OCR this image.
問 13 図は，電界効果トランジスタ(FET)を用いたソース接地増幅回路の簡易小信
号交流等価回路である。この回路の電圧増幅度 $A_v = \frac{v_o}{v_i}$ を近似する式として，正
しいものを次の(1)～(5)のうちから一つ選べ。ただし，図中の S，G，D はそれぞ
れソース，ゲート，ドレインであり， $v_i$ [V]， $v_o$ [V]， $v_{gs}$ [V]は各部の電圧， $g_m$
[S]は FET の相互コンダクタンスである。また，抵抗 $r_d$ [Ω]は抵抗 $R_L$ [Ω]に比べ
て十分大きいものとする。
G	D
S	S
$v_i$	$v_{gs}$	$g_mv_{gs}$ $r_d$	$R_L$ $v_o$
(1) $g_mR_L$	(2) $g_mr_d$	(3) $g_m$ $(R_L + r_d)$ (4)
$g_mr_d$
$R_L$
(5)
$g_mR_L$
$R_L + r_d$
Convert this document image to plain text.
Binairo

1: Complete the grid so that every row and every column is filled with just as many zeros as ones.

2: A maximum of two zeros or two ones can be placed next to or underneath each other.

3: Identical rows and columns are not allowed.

○ ○ ○ ○ ○

» **Your task**
Take each line containing the string "this" and copy it out.

» **Worked solution**
OCR this image.
Convert this document image to plain text.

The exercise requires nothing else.